* _Exercise_
Nothing in the data should change when you return it, but leave the pictures out.

>> START Extracted information

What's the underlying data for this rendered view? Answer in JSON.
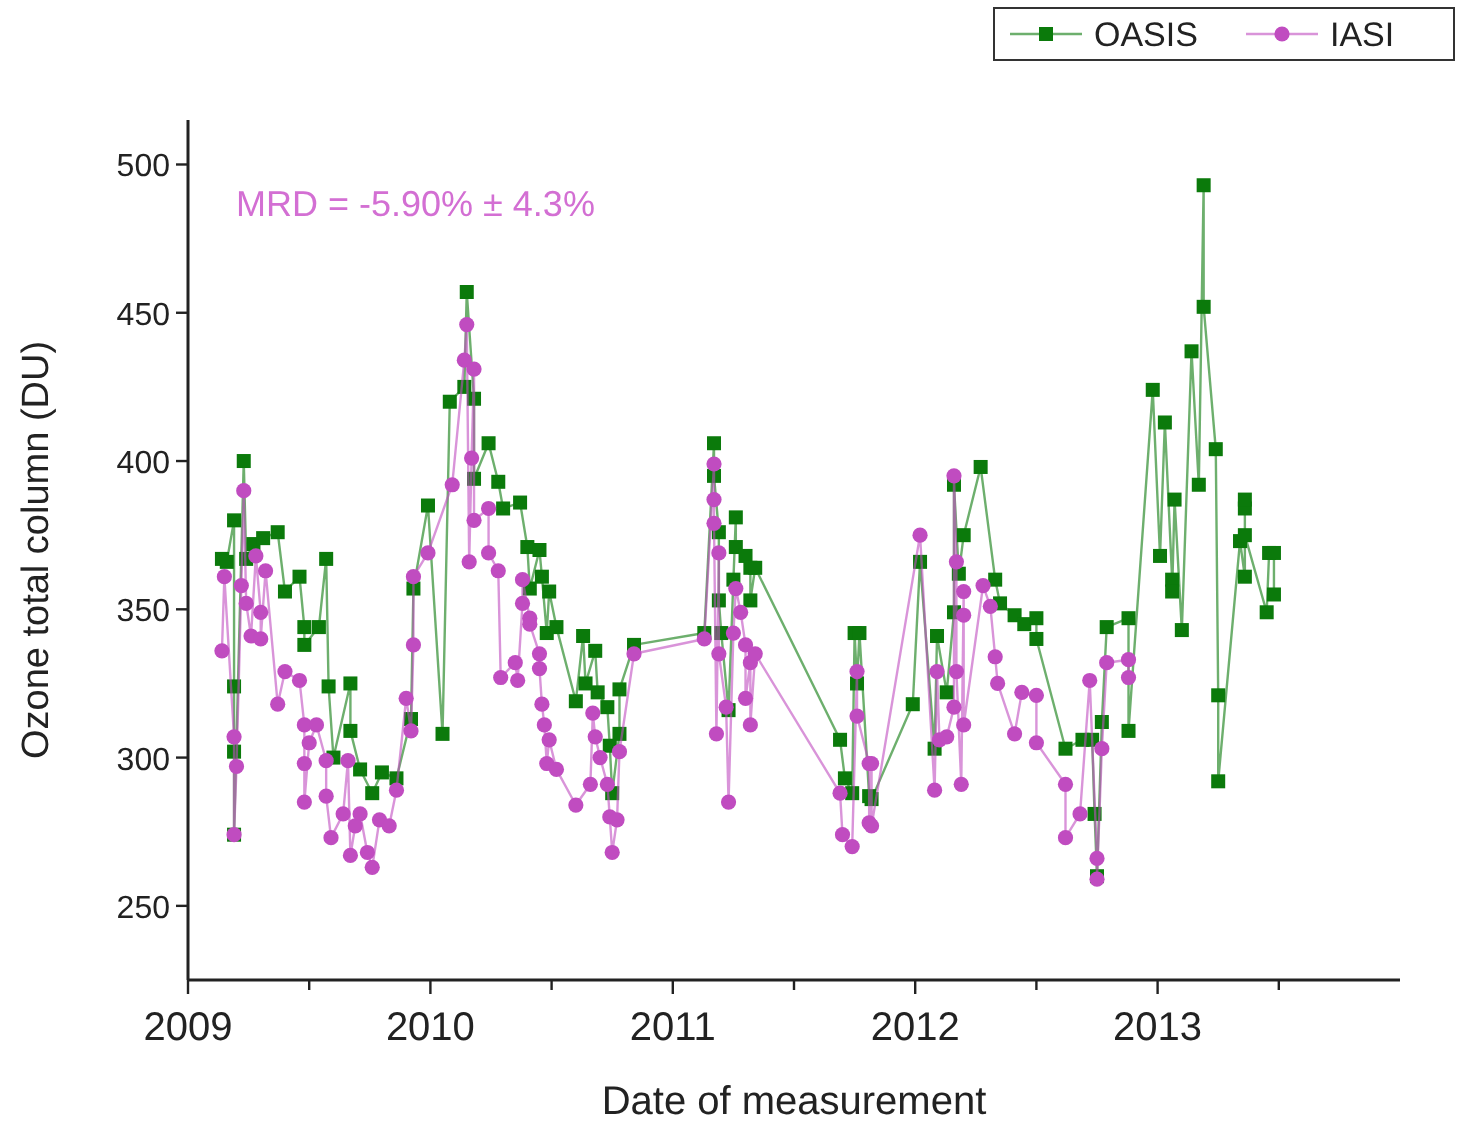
{
  "chart_data": {
    "type": "line",
    "xlabel": "Date of measurement",
    "ylabel": "Ozone total column (DU)",
    "annotations": [
      "MRD = -5.90% ± 4.3%"
    ],
    "xlim": [
      2009,
      2014
    ],
    "xticks": [
      2009,
      {
        "value": 2009.5,
        "label": null
      },
      2010,
      {
        "value": 2010.5,
        "label": null
      },
      2011,
      {
        "value": 2011.5,
        "label": null
      },
      2012,
      {
        "value": 2012.5,
        "label": null
      },
      2013,
      {
        "value": 2013.5,
        "label": null
      }
    ],
    "ylim": [
      225,
      515
    ],
    "yticks": [
      250,
      300,
      350,
      400,
      450,
      500
    ],
    "grid": false,
    "legend": "top right",
    "line_style": "solid",
    "series": [
      {
        "name": "OASIS",
        "color": "#0b7a0b",
        "marker": "square",
        "x": [
          2009.14,
          2009.16,
          2009.19,
          2009.19,
          2009.19,
          2009.19,
          2009.23,
          2009.24,
          2009.27,
          2009.31,
          2009.37,
          2009.4,
          2009.46,
          2009.48,
          2009.48,
          2009.54,
          2009.57,
          2009.58,
          2009.6,
          2009.67,
          2009.67,
          2009.71,
          2009.76,
          2009.8,
          2009.86,
          2009.92,
          2009.93,
          2009.99,
          2010.05,
          2010.08,
          2010.14,
          2010.15,
          2010.18,
          2010.18,
          2010.24,
          2010.28,
          2010.3,
          2010.37,
          2010.4,
          2010.41,
          2010.45,
          2010.46,
          2010.48,
          2010.49,
          2010.52,
          2010.6,
          2010.63,
          2010.64,
          2010.68,
          2010.69,
          2010.73,
          2010.74,
          2010.75,
          2010.78,
          2010.78,
          2010.84,
          2011.13,
          2011.17,
          2011.17,
          2011.19,
          2011.19,
          2011.2,
          2011.23,
          2011.25,
          2011.26,
          2011.26,
          2011.3,
          2011.32,
          2011.32,
          2011.34,
          2011.69,
          2011.71,
          2011.74,
          2011.75,
          2011.76,
          2011.77,
          2011.81,
          2011.82,
          2011.99,
          2012.02,
          2012.08,
          2012.09,
          2012.13,
          2012.16,
          2012.16,
          2012.18,
          2012.2,
          2012.27,
          2012.33,
          2012.35,
          2012.41,
          2012.45,
          2012.5,
          2012.5,
          2012.62,
          2012.69,
          2012.73,
          2012.74,
          2012.75,
          2012.77,
          2012.79,
          2012.88,
          2012.88,
          2012.98,
          2013.01,
          2013.03,
          2013.06,
          2013.06,
          2013.07,
          2013.1,
          2013.14,
          2013.17,
          2013.19,
          2013.19,
          2013.24,
          2013.25,
          2013.25,
          2013.34,
          2013.36,
          2013.36,
          2013.36,
          2013.36,
          2013.45,
          2013.46,
          2013.48,
          2013.48
        ],
        "values": [
          367,
          366,
          380,
          324,
          302,
          274,
          400,
          367,
          372,
          374,
          376,
          356,
          361,
          344,
          338,
          344,
          367,
          324,
          300,
          325,
          309,
          296,
          288,
          295,
          293,
          313,
          357,
          385,
          308,
          420,
          425,
          457,
          421,
          394,
          406,
          393,
          384,
          386,
          371,
          357,
          370,
          361,
          342,
          356,
          344,
          319,
          341,
          325,
          336,
          322,
          317,
          304,
          288,
          308,
          323,
          338,
          342,
          406,
          395,
          376,
          353,
          342,
          316,
          360,
          381,
          371,
          368,
          364,
          353,
          364,
          306,
          293,
          288,
          342,
          325,
          342,
          287,
          286,
          318,
          366,
          303,
          341,
          322,
          349,
          392,
          362,
          375,
          398,
          360,
          352,
          348,
          345,
          347,
          340,
          303,
          306,
          306,
          281,
          260,
          312,
          344,
          347,
          309,
          424,
          368,
          413,
          360,
          356,
          387,
          343,
          437,
          392,
          493,
          452,
          404,
          321,
          292,
          373,
          361,
          384,
          387,
          375,
          349,
          369,
          369,
          355
        ]
      },
      {
        "name": "IASI",
        "color": "#c04cc0",
        "marker": "circle",
        "x": [
          2009.14,
          2009.15,
          2009.19,
          2009.19,
          2009.2,
          2009.22,
          2009.23,
          2009.24,
          2009.26,
          2009.28,
          2009.3,
          2009.3,
          2009.32,
          2009.37,
          2009.4,
          2009.46,
          2009.48,
          2009.48,
          2009.48,
          2009.5,
          2009.53,
          2009.57,
          2009.57,
          2009.59,
          2009.64,
          2009.66,
          2009.67,
          2009.69,
          2009.71,
          2009.74,
          2009.76,
          2009.79,
          2009.83,
          2009.86,
          2009.9,
          2009.92,
          2009.93,
          2009.93,
          2009.99,
          2010.09,
          2010.14,
          2010.15,
          2010.16,
          2010.17,
          2010.18,
          2010.18,
          2010.24,
          2010.24,
          2010.28,
          2010.29,
          2010.35,
          2010.36,
          2010.38,
          2010.38,
          2010.41,
          2010.41,
          2010.45,
          2010.45,
          2010.46,
          2010.47,
          2010.48,
          2010.49,
          2010.52,
          2010.6,
          2010.66,
          2010.67,
          2010.68,
          2010.7,
          2010.73,
          2010.74,
          2010.75,
          2010.77,
          2010.78,
          2010.84,
          2011.13,
          2011.17,
          2011.17,
          2011.17,
          2011.18,
          2011.19,
          2011.19,
          2011.22,
          2011.23,
          2011.25,
          2011.26,
          2011.28,
          2011.3,
          2011.3,
          2011.32,
          2011.32,
          2011.34,
          2011.69,
          2011.7,
          2011.74,
          2011.76,
          2011.76,
          2011.81,
          2011.81,
          2011.82,
          2011.82,
          2012.02,
          2012.08,
          2012.09,
          2012.1,
          2012.13,
          2012.16,
          2012.16,
          2012.17,
          2012.17,
          2012.19,
          2012.2,
          2012.2,
          2012.2,
          2012.28,
          2012.31,
          2012.33,
          2012.34,
          2012.41,
          2012.44,
          2012.5,
          2012.5,
          2012.62,
          2012.62,
          2012.68,
          2012.72,
          2012.75,
          2012.75,
          2012.77,
          2012.79,
          2012.88,
          2012.88
        ],
        "values": [
          336,
          361,
          307,
          274,
          297,
          358,
          390,
          352,
          341,
          368,
          349,
          340,
          363,
          318,
          329,
          326,
          311,
          298,
          285,
          305,
          311,
          299,
          287,
          273,
          281,
          299,
          267,
          277,
          281,
          268,
          263,
          279,
          277,
          289,
          320,
          309,
          338,
          361,
          369,
          392,
          434,
          446,
          366,
          401,
          431,
          380,
          384,
          369,
          363,
          327,
          332,
          326,
          352,
          360,
          347,
          345,
          335,
          330,
          318,
          311,
          298,
          306,
          296,
          284,
          291,
          315,
          307,
          300,
          291,
          280,
          268,
          279,
          302,
          335,
          340,
          399,
          387,
          379,
          308,
          369,
          335,
          317,
          285,
          342,
          357,
          349,
          338,
          320,
          332,
          311,
          335,
          288,
          274,
          270,
          329,
          314,
          298,
          278,
          298,
          277,
          375,
          289,
          329,
          306,
          307,
          317,
          395,
          366,
          329,
          291,
          356,
          348,
          311,
          358,
          351,
          334,
          325,
          308,
          322,
          321,
          305,
          291,
          273,
          281,
          326,
          266,
          259,
          303,
          332,
          333,
          327
        ]
      }
    ]
  }
}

>> END Extracted information

* _The solution_
What's the underlying data for this rendered view? Answer in JSON.
{
  "chart_data": {
    "type": "line",
    "xlabel": "Date of measurement",
    "ylabel": "Ozone total column (DU)",
    "annotations": [
      "MRD = -5.90% ± 4.3%"
    ],
    "xlim": [
      2009,
      2014
    ],
    "xticks": [
      2009,
      {
        "value": 2009.5,
        "label": null
      },
      2010,
      {
        "value": 2010.5,
        "label": null
      },
      2011,
      {
        "value": 2011.5,
        "label": null
      },
      2012,
      {
        "value": 2012.5,
        "label": null
      },
      2013,
      {
        "value": 2013.5,
        "label": null
      }
    ],
    "ylim": [
      225,
      515
    ],
    "yticks": [
      250,
      300,
      350,
      400,
      450,
      500
    ],
    "grid": false,
    "legend": "top right",
    "line_style": "solid",
    "series": [
      {
        "name": "OASIS",
        "color": "#0b7a0b",
        "marker": "square",
        "x": [
          2009.14,
          2009.16,
          2009.19,
          2009.19,
          2009.19,
          2009.19,
          2009.23,
          2009.24,
          2009.27,
          2009.31,
          2009.37,
          2009.4,
          2009.46,
          2009.48,
          2009.48,
          2009.54,
          2009.57,
          2009.58,
          2009.6,
          2009.67,
          2009.67,
          2009.71,
          2009.76,
          2009.8,
          2009.86,
          2009.92,
          2009.93,
          2009.99,
          2010.05,
          2010.08,
          2010.14,
          2010.15,
          2010.18,
          2010.18,
          2010.24,
          2010.28,
          2010.3,
          2010.37,
          2010.4,
          2010.41,
          2010.45,
          2010.46,
          2010.48,
          2010.49,
          2010.52,
          2010.6,
          2010.63,
          2010.64,
          2010.68,
          2010.69,
          2010.73,
          2010.74,
          2010.75,
          2010.78,
          2010.78,
          2010.84,
          2011.13,
          2011.17,
          2011.17,
          2011.19,
          2011.19,
          2011.2,
          2011.23,
          2011.25,
          2011.26,
          2011.26,
          2011.3,
          2011.32,
          2011.32,
          2011.34,
          2011.69,
          2011.71,
          2011.74,
          2011.75,
          2011.76,
          2011.77,
          2011.81,
          2011.82,
          2011.99,
          2012.02,
          2012.08,
          2012.09,
          2012.13,
          2012.16,
          2012.16,
          2012.18,
          2012.2,
          2012.27,
          2012.33,
          2012.35,
          2012.41,
          2012.45,
          2012.5,
          2012.5,
          2012.62,
          2012.69,
          2012.73,
          2012.74,
          2012.75,
          2012.77,
          2012.79,
          2012.88,
          2012.88,
          2012.98,
          2013.01,
          2013.03,
          2013.06,
          2013.06,
          2013.07,
          2013.1,
          2013.14,
          2013.17,
          2013.19,
          2013.19,
          2013.24,
          2013.25,
          2013.25,
          2013.34,
          2013.36,
          2013.36,
          2013.36,
          2013.36,
          2013.45,
          2013.46,
          2013.48,
          2013.48
        ],
        "values": [
          367,
          366,
          380,
          324,
          302,
          274,
          400,
          367,
          372,
          374,
          376,
          356,
          361,
          344,
          338,
          344,
          367,
          324,
          300,
          325,
          309,
          296,
          288,
          295,
          293,
          313,
          357,
          385,
          308,
          420,
          425,
          457,
          421,
          394,
          406,
          393,
          384,
          386,
          371,
          357,
          370,
          361,
          342,
          356,
          344,
          319,
          341,
          325,
          336,
          322,
          317,
          304,
          288,
          308,
          323,
          338,
          342,
          406,
          395,
          376,
          353,
          342,
          316,
          360,
          381,
          371,
          368,
          364,
          353,
          364,
          306,
          293,
          288,
          342,
          325,
          342,
          287,
          286,
          318,
          366,
          303,
          341,
          322,
          349,
          392,
          362,
          375,
          398,
          360,
          352,
          348,
          345,
          347,
          340,
          303,
          306,
          306,
          281,
          260,
          312,
          344,
          347,
          309,
          424,
          368,
          413,
          360,
          356,
          387,
          343,
          437,
          392,
          493,
          452,
          404,
          321,
          292,
          373,
          361,
          384,
          387,
          375,
          349,
          369,
          369,
          355
        ]
      },
      {
        "name": "IASI",
        "color": "#c04cc0",
        "marker": "circle",
        "x": [
          2009.14,
          2009.15,
          2009.19,
          2009.19,
          2009.2,
          2009.22,
          2009.23,
          2009.24,
          2009.26,
          2009.28,
          2009.3,
          2009.3,
          2009.32,
          2009.37,
          2009.4,
          2009.46,
          2009.48,
          2009.48,
          2009.48,
          2009.5,
          2009.53,
          2009.57,
          2009.57,
          2009.59,
          2009.64,
          2009.66,
          2009.67,
          2009.69,
          2009.71,
          2009.74,
          2009.76,
          2009.79,
          2009.83,
          2009.86,
          2009.9,
          2009.92,
          2009.93,
          2009.93,
          2009.99,
          2010.09,
          2010.14,
          2010.15,
          2010.16,
          2010.17,
          2010.18,
          2010.18,
          2010.24,
          2010.24,
          2010.28,
          2010.29,
          2010.35,
          2010.36,
          2010.38,
          2010.38,
          2010.41,
          2010.41,
          2010.45,
          2010.45,
          2010.46,
          2010.47,
          2010.48,
          2010.49,
          2010.52,
          2010.6,
          2010.66,
          2010.67,
          2010.68,
          2010.7,
          2010.73,
          2010.74,
          2010.75,
          2010.77,
          2010.78,
          2010.84,
          2011.13,
          2011.17,
          2011.17,
          2011.17,
          2011.18,
          2011.19,
          2011.19,
          2011.22,
          2011.23,
          2011.25,
          2011.26,
          2011.28,
          2011.3,
          2011.3,
          2011.32,
          2011.32,
          2011.34,
          2011.69,
          2011.7,
          2011.74,
          2011.76,
          2011.76,
          2011.81,
          2011.81,
          2011.82,
          2011.82,
          2012.02,
          2012.08,
          2012.09,
          2012.1,
          2012.13,
          2012.16,
          2012.16,
          2012.17,
          2012.17,
          2012.19,
          2012.2,
          2012.2,
          2012.2,
          2012.28,
          2012.31,
          2012.33,
          2012.34,
          2012.41,
          2012.44,
          2012.5,
          2012.5,
          2012.62,
          2012.62,
          2012.68,
          2012.72,
          2012.75,
          2012.75,
          2012.77,
          2012.79,
          2012.88,
          2012.88
        ],
        "values": [
          336,
          361,
          307,
          274,
          297,
          358,
          390,
          352,
          341,
          368,
          349,
          340,
          363,
          318,
          329,
          326,
          311,
          298,
          285,
          305,
          311,
          299,
          287,
          273,
          281,
          299,
          267,
          277,
          281,
          268,
          263,
          279,
          277,
          289,
          320,
          309,
          338,
          361,
          369,
          392,
          434,
          446,
          366,
          401,
          431,
          380,
          384,
          369,
          363,
          327,
          332,
          326,
          352,
          360,
          347,
          345,
          335,
          330,
          318,
          311,
          298,
          306,
          296,
          284,
          291,
          315,
          307,
          300,
          291,
          280,
          268,
          279,
          302,
          335,
          340,
          399,
          387,
          379,
          308,
          369,
          335,
          317,
          285,
          342,
          357,
          349,
          338,
          320,
          332,
          311,
          335,
          288,
          274,
          270,
          329,
          314,
          298,
          278,
          298,
          277,
          375,
          289,
          329,
          306,
          307,
          317,
          395,
          366,
          329,
          291,
          356,
          348,
          311,
          358,
          351,
          334,
          325,
          308,
          322,
          321,
          305,
          291,
          273,
          281,
          326,
          266,
          259,
          303,
          332,
          333,
          327
        ]
      }
    ]
  }
}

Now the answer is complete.